#### [EXPLORE THE MATERIAL]
#1 According to the ray tracer description, how many times at most is a ray traced recursively?
#2 Set down exactly the part of the ray tracer description running from "To expand upon" down to "reflection and refraction.".

** Opening SOURCE TEXT block **

To expand upon a previous project I made a few years ago in High School, OLeather/java-3d-renderer, I decided to use my broader set of software experience now as a University student to re-approach the project in C++. I also used it as an exercise to learn CUDA, which is widely used in the field of machine learning. My new approach was to implement a recursive ray tracer, which can achieve much more realistic lighting effects, as well as support for reflective and transparent materials using ray reflection and refraction.
Capable of diffuse, specular, reflective, and refractive light calculations for a variety of effective materials and surfaces. Computes each pixel in parallel using CUDA graphics acceleration.
The diffuse and specular light are calculated using the Phong illumination model. For reflection, the ray from the pixel to the object is reflected across the object's normal, and the ray tracing algorithm is run recursively on the new reflected ray. For refraction, the refractive ray is calculated based on the hit normal and the index of refraction of the object the ray hits, and the ray tracing algorithm is again run recursively on the new refracted ray. The ray is traced recursively up to 4 times. The reflected and refracted ray intensity is calculated using the fresnel effect for more realistic lighting.

** Closing SOURCE TEXT block **
** Opening DATA SUPPLIED block **

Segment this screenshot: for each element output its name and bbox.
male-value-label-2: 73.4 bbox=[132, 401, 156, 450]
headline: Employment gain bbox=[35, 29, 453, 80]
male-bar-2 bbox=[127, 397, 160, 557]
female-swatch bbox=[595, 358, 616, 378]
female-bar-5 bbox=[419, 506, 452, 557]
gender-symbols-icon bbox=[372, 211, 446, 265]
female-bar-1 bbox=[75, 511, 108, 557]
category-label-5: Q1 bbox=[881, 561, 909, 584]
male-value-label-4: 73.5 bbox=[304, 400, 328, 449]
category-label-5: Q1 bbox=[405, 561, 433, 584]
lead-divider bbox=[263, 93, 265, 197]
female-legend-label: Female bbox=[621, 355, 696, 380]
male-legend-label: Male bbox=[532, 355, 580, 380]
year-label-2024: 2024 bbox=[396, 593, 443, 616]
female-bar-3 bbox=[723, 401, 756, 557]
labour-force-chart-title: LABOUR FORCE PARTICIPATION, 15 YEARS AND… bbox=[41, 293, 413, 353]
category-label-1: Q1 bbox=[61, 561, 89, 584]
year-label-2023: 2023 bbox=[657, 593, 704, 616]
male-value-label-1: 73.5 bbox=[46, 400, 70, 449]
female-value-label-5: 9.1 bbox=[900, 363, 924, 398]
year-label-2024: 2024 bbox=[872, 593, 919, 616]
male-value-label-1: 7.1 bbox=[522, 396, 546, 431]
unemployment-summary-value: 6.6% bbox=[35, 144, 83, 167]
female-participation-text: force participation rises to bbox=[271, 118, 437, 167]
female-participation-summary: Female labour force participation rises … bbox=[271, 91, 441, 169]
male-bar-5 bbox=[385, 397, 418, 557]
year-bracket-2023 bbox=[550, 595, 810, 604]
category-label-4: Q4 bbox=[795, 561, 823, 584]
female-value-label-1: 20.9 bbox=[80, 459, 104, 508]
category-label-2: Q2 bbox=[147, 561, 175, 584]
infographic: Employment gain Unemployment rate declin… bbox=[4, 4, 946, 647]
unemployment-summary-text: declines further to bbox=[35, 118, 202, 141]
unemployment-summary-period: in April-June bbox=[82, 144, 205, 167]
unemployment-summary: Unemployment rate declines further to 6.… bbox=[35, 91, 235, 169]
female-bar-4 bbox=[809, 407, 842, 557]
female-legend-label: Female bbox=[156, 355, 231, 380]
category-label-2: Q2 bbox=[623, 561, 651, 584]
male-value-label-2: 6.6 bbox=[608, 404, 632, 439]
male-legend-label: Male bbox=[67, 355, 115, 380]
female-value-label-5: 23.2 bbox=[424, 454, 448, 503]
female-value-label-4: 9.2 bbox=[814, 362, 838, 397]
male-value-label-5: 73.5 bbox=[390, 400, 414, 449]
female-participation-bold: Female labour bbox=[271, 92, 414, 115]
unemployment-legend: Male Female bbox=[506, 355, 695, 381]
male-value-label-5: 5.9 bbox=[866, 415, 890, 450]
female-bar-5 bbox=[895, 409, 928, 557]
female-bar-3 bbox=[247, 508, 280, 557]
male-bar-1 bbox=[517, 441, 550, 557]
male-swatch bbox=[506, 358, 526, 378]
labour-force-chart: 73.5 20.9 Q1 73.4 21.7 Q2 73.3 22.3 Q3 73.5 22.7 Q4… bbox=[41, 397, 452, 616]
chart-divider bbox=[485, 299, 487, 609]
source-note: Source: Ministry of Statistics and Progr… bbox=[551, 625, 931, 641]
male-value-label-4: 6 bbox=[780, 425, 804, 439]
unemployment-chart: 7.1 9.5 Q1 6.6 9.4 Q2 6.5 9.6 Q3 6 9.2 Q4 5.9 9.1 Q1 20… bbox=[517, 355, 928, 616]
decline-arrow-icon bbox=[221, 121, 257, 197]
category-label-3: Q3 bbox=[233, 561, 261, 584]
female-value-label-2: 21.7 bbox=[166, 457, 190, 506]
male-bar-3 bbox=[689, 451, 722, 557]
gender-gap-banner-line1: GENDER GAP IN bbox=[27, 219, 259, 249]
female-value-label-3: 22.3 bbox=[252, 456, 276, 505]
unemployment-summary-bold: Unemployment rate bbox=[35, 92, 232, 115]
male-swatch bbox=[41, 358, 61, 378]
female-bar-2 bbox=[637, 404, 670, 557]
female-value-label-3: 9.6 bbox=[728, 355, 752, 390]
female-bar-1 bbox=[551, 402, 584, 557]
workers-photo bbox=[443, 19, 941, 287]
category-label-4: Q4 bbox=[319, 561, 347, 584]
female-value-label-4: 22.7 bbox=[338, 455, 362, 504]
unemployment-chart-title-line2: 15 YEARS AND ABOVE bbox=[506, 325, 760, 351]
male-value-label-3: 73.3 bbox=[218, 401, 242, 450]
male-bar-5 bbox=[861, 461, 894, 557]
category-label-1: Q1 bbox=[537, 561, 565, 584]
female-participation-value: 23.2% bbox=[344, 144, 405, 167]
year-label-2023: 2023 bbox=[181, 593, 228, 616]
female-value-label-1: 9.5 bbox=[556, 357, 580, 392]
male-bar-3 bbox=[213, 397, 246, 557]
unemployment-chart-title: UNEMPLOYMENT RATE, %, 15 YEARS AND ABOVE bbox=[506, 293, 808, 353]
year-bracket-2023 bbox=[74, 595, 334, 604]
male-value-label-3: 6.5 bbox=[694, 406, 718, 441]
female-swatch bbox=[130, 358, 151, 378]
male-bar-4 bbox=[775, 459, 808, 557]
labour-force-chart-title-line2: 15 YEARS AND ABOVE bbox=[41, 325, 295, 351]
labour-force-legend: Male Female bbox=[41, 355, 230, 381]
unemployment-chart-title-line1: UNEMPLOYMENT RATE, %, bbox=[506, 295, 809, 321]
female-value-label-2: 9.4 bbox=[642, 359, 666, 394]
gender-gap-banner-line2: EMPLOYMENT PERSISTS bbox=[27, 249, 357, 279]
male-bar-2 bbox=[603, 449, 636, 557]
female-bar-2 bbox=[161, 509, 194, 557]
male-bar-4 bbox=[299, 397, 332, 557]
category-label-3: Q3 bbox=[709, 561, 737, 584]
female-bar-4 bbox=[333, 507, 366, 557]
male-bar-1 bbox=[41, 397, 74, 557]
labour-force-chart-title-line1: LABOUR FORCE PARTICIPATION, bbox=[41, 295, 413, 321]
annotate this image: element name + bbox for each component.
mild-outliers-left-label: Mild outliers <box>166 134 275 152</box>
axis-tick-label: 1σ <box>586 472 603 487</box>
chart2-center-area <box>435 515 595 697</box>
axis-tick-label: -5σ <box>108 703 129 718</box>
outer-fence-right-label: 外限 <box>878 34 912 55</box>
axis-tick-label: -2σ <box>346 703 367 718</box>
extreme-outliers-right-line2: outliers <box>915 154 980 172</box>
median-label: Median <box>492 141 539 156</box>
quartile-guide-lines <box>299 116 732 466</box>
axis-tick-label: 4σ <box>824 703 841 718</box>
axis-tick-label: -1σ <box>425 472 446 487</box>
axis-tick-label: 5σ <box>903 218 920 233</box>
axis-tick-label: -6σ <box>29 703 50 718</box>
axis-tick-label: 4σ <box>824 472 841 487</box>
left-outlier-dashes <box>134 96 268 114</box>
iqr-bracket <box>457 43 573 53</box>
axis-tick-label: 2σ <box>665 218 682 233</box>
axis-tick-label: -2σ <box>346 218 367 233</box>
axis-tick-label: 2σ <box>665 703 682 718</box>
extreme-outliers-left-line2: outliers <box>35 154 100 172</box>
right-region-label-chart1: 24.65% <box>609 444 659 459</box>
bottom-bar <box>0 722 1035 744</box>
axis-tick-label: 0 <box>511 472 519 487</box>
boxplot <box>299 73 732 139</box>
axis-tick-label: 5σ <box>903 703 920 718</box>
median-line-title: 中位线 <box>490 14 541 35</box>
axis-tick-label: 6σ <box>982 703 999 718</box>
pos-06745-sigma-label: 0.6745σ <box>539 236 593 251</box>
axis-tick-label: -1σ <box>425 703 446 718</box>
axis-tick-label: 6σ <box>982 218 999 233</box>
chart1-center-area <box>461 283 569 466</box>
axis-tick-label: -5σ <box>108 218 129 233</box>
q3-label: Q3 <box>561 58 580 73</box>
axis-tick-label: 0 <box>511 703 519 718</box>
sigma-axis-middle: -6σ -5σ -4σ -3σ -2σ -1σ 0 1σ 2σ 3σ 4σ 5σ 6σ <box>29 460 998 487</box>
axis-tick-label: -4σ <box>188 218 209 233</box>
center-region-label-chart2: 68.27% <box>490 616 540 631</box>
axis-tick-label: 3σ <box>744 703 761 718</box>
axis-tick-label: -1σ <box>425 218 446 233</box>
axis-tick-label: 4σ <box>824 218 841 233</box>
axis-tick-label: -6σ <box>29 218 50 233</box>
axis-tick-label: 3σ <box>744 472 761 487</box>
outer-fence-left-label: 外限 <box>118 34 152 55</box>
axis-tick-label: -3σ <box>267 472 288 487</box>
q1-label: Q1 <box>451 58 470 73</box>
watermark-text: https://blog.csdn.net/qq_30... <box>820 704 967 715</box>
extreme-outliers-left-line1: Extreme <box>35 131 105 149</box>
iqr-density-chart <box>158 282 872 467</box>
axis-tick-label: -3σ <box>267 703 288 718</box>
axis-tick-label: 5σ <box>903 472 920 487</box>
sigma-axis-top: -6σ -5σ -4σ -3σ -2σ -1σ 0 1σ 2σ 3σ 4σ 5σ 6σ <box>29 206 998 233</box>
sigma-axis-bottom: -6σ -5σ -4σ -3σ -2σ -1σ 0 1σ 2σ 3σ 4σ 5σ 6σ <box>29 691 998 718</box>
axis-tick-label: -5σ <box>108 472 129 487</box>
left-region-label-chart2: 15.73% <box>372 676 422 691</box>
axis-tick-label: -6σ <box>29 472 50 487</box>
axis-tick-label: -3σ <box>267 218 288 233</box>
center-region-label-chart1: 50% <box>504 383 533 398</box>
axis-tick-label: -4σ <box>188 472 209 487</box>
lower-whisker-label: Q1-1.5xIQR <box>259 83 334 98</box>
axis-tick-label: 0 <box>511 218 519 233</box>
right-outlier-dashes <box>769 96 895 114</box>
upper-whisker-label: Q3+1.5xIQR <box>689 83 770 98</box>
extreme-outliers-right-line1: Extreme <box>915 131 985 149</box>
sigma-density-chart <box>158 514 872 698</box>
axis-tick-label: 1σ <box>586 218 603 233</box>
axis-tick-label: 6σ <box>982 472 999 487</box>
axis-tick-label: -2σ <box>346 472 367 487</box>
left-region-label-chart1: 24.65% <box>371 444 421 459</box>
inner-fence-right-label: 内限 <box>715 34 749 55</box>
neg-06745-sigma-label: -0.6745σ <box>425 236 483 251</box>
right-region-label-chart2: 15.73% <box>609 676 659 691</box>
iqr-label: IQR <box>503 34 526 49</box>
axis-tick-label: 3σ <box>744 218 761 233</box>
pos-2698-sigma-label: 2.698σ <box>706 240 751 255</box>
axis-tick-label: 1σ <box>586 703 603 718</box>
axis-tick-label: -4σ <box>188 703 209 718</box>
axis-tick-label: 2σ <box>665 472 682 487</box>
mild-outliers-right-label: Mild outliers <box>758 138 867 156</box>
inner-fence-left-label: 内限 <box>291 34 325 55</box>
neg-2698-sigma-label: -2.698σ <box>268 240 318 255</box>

** Closing DATA SUPPLIED block **

#### [SOLUTIONS]
#1 Up to 4 times.

#2
To expand upon a previous project I made a few years ago in High School, OLeather/java-3d-renderer, I decided to use my broader set of software experience now as a University student to re-approach the project in C++. I also used it as an exercise to learn CUDA, which is widely used in the field of machine learning. My new approach was to implement a recursive ray tracer, which can achieve much more realistic lighting effects, as well as support for reflective and transparent materials using ray reflection and refraction.